[Given exercise] Reproduce every record below exactly as written, leaving out any pictures.

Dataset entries
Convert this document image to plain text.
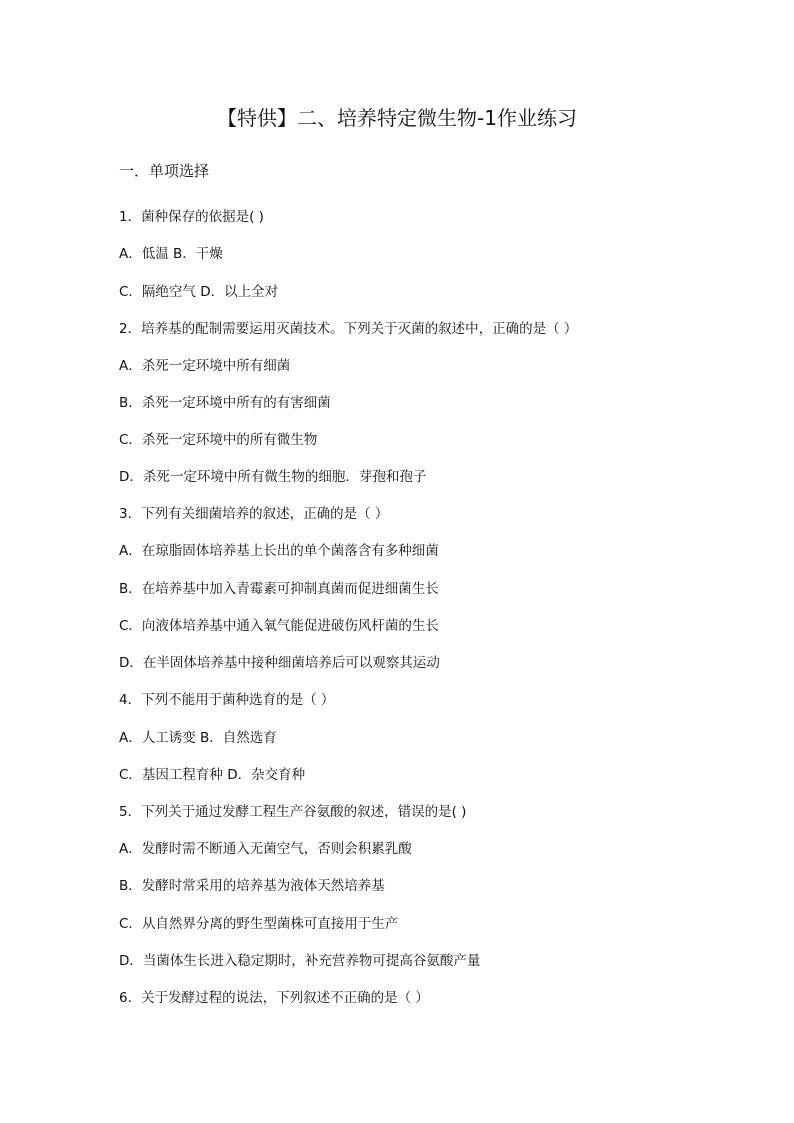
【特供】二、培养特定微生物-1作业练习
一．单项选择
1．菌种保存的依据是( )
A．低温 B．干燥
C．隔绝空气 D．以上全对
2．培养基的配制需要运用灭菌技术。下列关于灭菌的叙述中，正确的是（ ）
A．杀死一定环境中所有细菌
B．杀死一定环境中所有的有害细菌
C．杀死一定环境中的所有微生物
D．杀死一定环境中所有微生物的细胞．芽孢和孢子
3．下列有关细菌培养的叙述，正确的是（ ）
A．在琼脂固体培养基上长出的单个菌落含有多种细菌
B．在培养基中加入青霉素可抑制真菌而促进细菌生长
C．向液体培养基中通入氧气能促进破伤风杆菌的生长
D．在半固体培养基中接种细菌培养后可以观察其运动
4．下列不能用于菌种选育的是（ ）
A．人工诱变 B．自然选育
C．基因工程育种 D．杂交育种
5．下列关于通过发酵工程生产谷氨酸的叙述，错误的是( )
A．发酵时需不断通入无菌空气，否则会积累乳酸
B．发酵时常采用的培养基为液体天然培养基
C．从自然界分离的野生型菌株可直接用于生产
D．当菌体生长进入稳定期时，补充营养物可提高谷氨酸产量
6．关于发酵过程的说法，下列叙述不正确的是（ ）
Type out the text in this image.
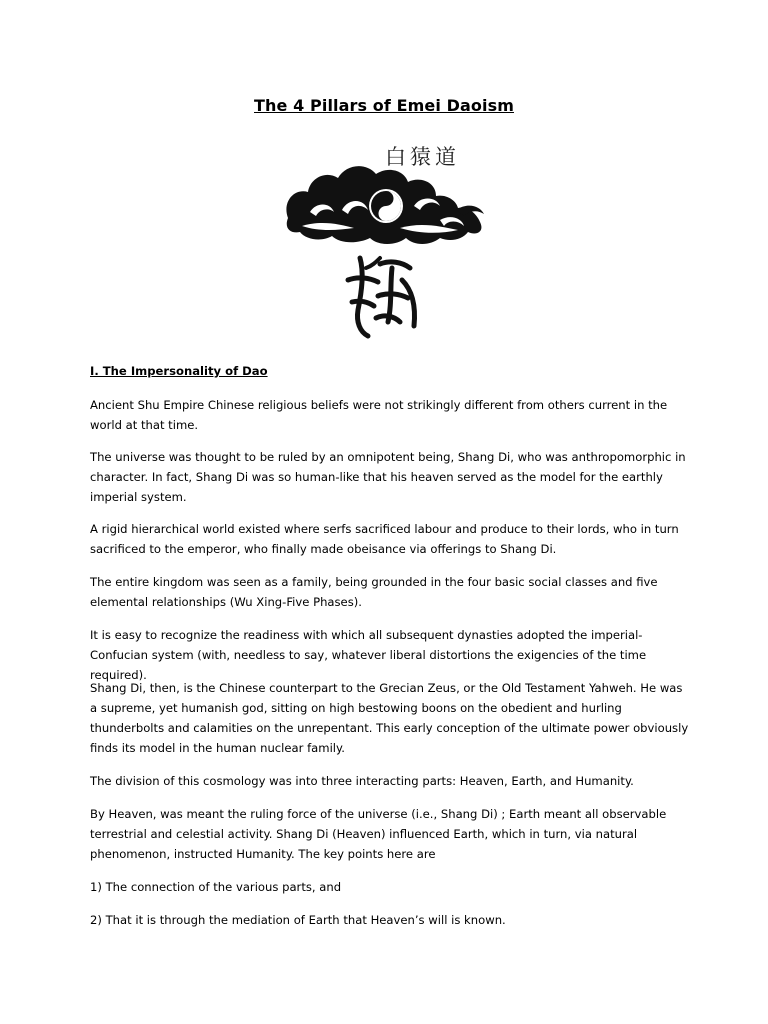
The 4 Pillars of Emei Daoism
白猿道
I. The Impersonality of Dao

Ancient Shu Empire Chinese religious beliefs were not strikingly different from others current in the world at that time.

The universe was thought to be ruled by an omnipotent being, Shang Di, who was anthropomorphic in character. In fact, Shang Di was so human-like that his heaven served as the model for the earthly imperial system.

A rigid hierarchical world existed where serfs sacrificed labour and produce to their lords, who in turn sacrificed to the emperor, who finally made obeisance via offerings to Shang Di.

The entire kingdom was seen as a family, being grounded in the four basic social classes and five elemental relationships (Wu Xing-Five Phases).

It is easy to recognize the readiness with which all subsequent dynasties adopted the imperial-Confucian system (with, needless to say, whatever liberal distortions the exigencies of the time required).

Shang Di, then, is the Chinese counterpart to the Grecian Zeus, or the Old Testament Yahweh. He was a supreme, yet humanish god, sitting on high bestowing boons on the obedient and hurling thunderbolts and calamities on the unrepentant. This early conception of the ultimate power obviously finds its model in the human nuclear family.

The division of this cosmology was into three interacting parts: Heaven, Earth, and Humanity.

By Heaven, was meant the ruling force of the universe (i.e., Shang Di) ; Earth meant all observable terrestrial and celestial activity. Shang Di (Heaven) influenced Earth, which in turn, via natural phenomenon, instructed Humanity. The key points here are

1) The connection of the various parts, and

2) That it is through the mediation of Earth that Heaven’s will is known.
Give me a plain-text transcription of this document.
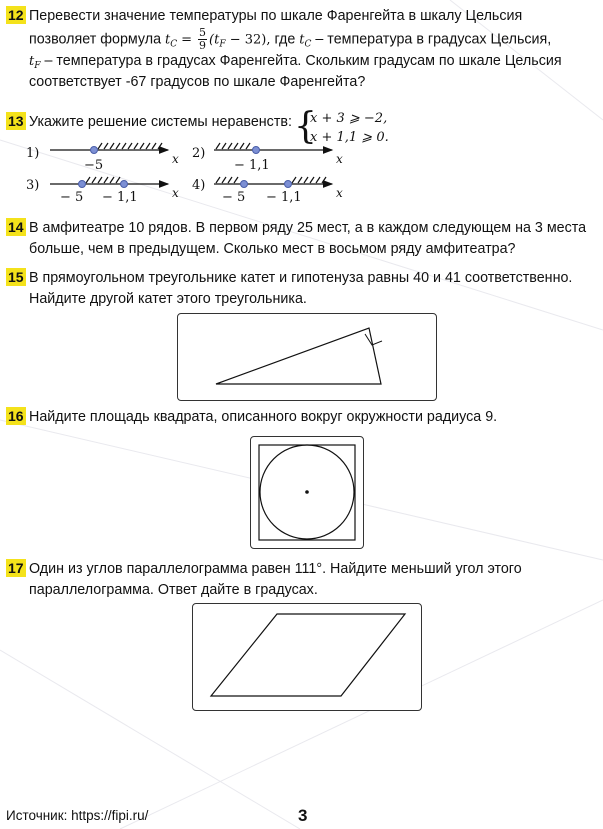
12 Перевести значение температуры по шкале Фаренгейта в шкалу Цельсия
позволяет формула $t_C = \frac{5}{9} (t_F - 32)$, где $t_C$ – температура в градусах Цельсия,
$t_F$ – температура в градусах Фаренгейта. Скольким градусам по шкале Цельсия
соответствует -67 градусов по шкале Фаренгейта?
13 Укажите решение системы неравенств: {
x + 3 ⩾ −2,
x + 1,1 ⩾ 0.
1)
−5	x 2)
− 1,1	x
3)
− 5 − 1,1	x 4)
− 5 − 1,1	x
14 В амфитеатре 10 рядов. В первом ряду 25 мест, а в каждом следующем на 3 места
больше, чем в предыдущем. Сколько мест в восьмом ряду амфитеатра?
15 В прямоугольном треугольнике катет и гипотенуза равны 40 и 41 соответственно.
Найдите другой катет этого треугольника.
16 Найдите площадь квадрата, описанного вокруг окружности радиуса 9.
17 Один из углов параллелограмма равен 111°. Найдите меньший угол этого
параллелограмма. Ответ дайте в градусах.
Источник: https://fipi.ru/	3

[Answer to this problem]
Convert this document image to plain text.
【特供】二、培养特定微生物-1作业练习
一．单项选择
1．菌种保存的依据是( )
A．低温 B．干燥
C．隔绝空气 D．以上全对
2．培养基的配制需要运用灭菌技术。下列关于灭菌的叙述中，正确的是（ ）
A．杀死一定环境中所有细菌
B．杀死一定环境中所有的有害细菌
C．杀死一定环境中的所有微生物
D．杀死一定环境中所有微生物的细胞．芽孢和孢子
3．下列有关细菌培养的叙述，正确的是（ ）
A．在琼脂固体培养基上长出的单个菌落含有多种细菌
B．在培养基中加入青霉素可抑制真菌而促进细菌生长
C．向液体培养基中通入氧气能促进破伤风杆菌的生长
D．在半固体培养基中接种细菌培养后可以观察其运动
4．下列不能用于菌种选育的是（ ）
A．人工诱变 B．自然选育
C．基因工程育种 D．杂交育种
5．下列关于通过发酵工程生产谷氨酸的叙述，错误的是( )
A．发酵时需不断通入无菌空气，否则会积累乳酸
B．发酵时常采用的培养基为液体天然培养基
C．从自然界分离的野生型菌株可直接用于生产
D．当菌体生长进入稳定期时，补充营养物可提高谷氨酸产量
6．关于发酵过程的说法，下列叙述不正确的是（ ）
Type out the text in this image.
The 4 Pillars of Emei Daoism
白猿道
I. The Impersonality of Dao

Ancient Shu Empire Chinese religious beliefs were not strikingly different from others current in the world at that time.

The universe was thought to be ruled by an omnipotent being, Shang Di, who was anthropomorphic in character. In fact, Shang Di was so human-like that his heaven served as the model for the earthly imperial system.

A rigid hierarchical world existed where serfs sacrificed labour and produce to their lords, who in turn sacrificed to the emperor, who finally made obeisance via offerings to Shang Di.

The entire kingdom was seen as a family, being grounded in the four basic social classes and five elemental relationships (Wu Xing-Five Phases).

It is easy to recognize the readiness with which all subsequent dynasties adopted the imperial-Confucian system (with, needless to say, whatever liberal distortions the exigencies of the time required).

Shang Di, then, is the Chinese counterpart to the Grecian Zeus, or the Old Testament Yahweh. He was a supreme, yet humanish god, sitting on high bestowing boons on the obedient and hurling thunderbolts and calamities on the unrepentant. This early conception of the ultimate power obviously finds its model in the human nuclear family.

The division of this cosmology was into three interacting parts: Heaven, Earth, and Humanity.

By Heaven, was meant the ruling force of the universe (i.e., Shang Di) ; Earth meant all observable terrestrial and celestial activity. Shang Di (Heaven) influenced Earth, which in turn, via natural phenomenon, instructed Humanity. The key points here are

1) The connection of the various parts, and

2) That it is through the mediation of Earth that Heaven’s will is known.
Give me a plain-text transcription of this document.
12 Перевести значение температуры по шкале Фаренгейта в шкалу Цельсия
позволяет формула $t_C = \frac{5}{9} (t_F - 32)$, где $t_C$ – температура в градусах Цельсия,
$t_F$ – температура в градусах Фаренгейта. Скольким градусам по шкале Цельсия
соответствует -67 градусов по шкале Фаренгейта?
13 Укажите решение системы неравенств: {
x + 3 ⩾ −2,
x + 1,1 ⩾ 0.
1)
−5	x 2)
− 1,1	x
3)
− 5 − 1,1	x 4)
− 5 − 1,1	x
14 В амфитеатре 10 рядов. В первом ряду 25 мест, а в каждом следующем на 3 места
больше, чем в предыдущем. Сколько мест в восьмом ряду амфитеатра?
15 В прямоугольном треугольнике катет и гипотенуза равны 40 и 41 соответственно.
Найдите другой катет этого треугольника.
16 Найдите площадь квадрата, описанного вокруг окружности радиуса 9.
17 Один из углов параллелограмма равен 111°. Найдите меньший угол этого
параллелограмма. Ответ дайте в градусах.
Источник: https://fipi.ru/	3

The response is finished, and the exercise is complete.